▶ _TASK INPUT_
= = =

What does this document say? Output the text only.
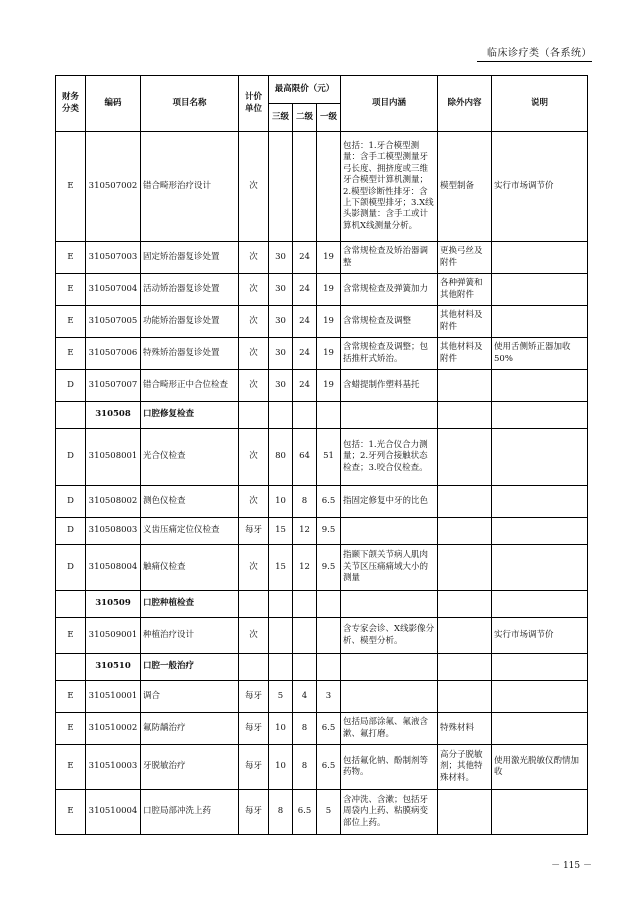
临床诊疗类（各系统）
财务分类	编码	项目名称	计价单位	最高限价（元）			项目内涵	除外内容	说明
				三级	二级	一级			
E	310507002	错合畸形治疗设计	次				包括：1.牙合模型测量：含手工模型测量牙弓长度、拥挤度或三维牙合模型计算机测量；2.模型诊断性排牙：含上下颌模型排牙；3.X线头影测量：含手工或计算机X线测量分析。	模型制备	实行市场调节价
E	310507003	固定矫治器复诊处置	次	30	24	19	含常规检查及矫治器调整	更换弓丝及附件	
E	310507004	活动矫治器复诊处置	次	30	24	19	含常规检查及弹簧加力	各种弹簧和其他附件	
E	310507005	功能矫治器复诊处置	次	30	24	19	含常规检查及调整	其他材料及附件	
E	310507006	特殊矫治器复诊处置	次	30	24	19	含常规检查及调整；包括推杆式矫治。	其他材料及附件	使用舌侧矫正器加收50%
D	310507007	错合畸形正中合位检查	次	30	24	19	含蜡提制作塑料基托		
	310508	口腔修复检查							
D	310508001	光合仪检查	次	80	64	51	包括：1.光合仪合力测量；2.牙列合接触状态检查；3.咬合仪检查。		
D	310508002	测色仪检查	次	10	8	6.5	指固定修复中牙的比色		
D	310508003	义齿压痛定位仪检查	每牙	15	12	9.5			
D	310508004	触痛仪检查	次	15	12	9.5	指颞下颌关节病人肌肉关节区压痛痛域大小的测量		
	310509	口腔种植检查							
E	310509001	种植治疗设计	次				含专家会诊、X线影像分析、模型分析。		实行市场调节价
	310510	口腔一般治疗							
E	310510001	调合	每牙	5	4	3			
E	310510002	氟防龋治疗	每牙	10	8	6.5	包括局部涂氟、氟液含漱、氟打磨。	特殊材料	
E	310510003	牙脱敏治疗	每牙	10	8	6.5	包括氟化钠、酚制剂等药物。	高分子脱敏剂；其他特殊材料。	使用激光脱敏仪酌情加收
E	310510004	口腔局部冲洗上药	每牙	8	6.5	5	含冲洗、含漱；包括牙周袋内上药、粘膜病变部位上药。		
－ 115 －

= = =

Without the pictures, output the full listing exactly as it stands.

▶ _FINISHED ANSWER_
What does this document say? Output the text only.
临床诊疗类（各系统）
财务分类	编码	项目名称	计价单位	最高限价（元）			项目内涵	除外内容	说明
				三级	二级	一级			
E	310507002	错合畸形治疗设计	次				包括：1.牙合模型测量：含手工模型测量牙弓长度、拥挤度或三维牙合模型计算机测量；2.模型诊断性排牙：含上下颌模型排牙；3.X线头影测量：含手工或计算机X线测量分析。	模型制备	实行市场调节价
E	310507003	固定矫治器复诊处置	次	30	24	19	含常规检查及矫治器调整	更换弓丝及附件	
E	310507004	活动矫治器复诊处置	次	30	24	19	含常规检查及弹簧加力	各种弹簧和其他附件	
E	310507005	功能矫治器复诊处置	次	30	24	19	含常规检查及调整	其他材料及附件	
E	310507006	特殊矫治器复诊处置	次	30	24	19	含常规检查及调整；包括推杆式矫治。	其他材料及附件	使用舌侧矫正器加收50%
D	310507007	错合畸形正中合位检查	次	30	24	19	含蜡提制作塑料基托		
	310508	口腔修复检查							
D	310508001	光合仪检查	次	80	64	51	包括：1.光合仪合力测量；2.牙列合接触状态检查；3.咬合仪检查。		
D	310508002	测色仪检查	次	10	8	6.5	指固定修复中牙的比色		
D	310508003	义齿压痛定位仪检查	每牙	15	12	9.5			
D	310508004	触痛仪检查	次	15	12	9.5	指颞下颌关节病人肌肉关节区压痛痛域大小的测量		
	310509	口腔种植检查							
E	310509001	种植治疗设计	次				含专家会诊、X线影像分析、模型分析。		实行市场调节价
	310510	口腔一般治疗							
E	310510001	调合	每牙	5	4	3			
E	310510002	氟防龋治疗	每牙	10	8	6.5	包括局部涂氟、氟液含漱、氟打磨。	特殊材料	
E	310510003	牙脱敏治疗	每牙	10	8	6.5	包括氟化钠、酚制剂等药物。	高分子脱敏剂；其他特殊材料。	使用激光脱敏仪酌情加收
E	310510004	口腔局部冲洗上药	每牙	8	6.5	5	含冲洗、含漱；包括牙周袋内上药、粘膜病变部位上药。		
－ 115 －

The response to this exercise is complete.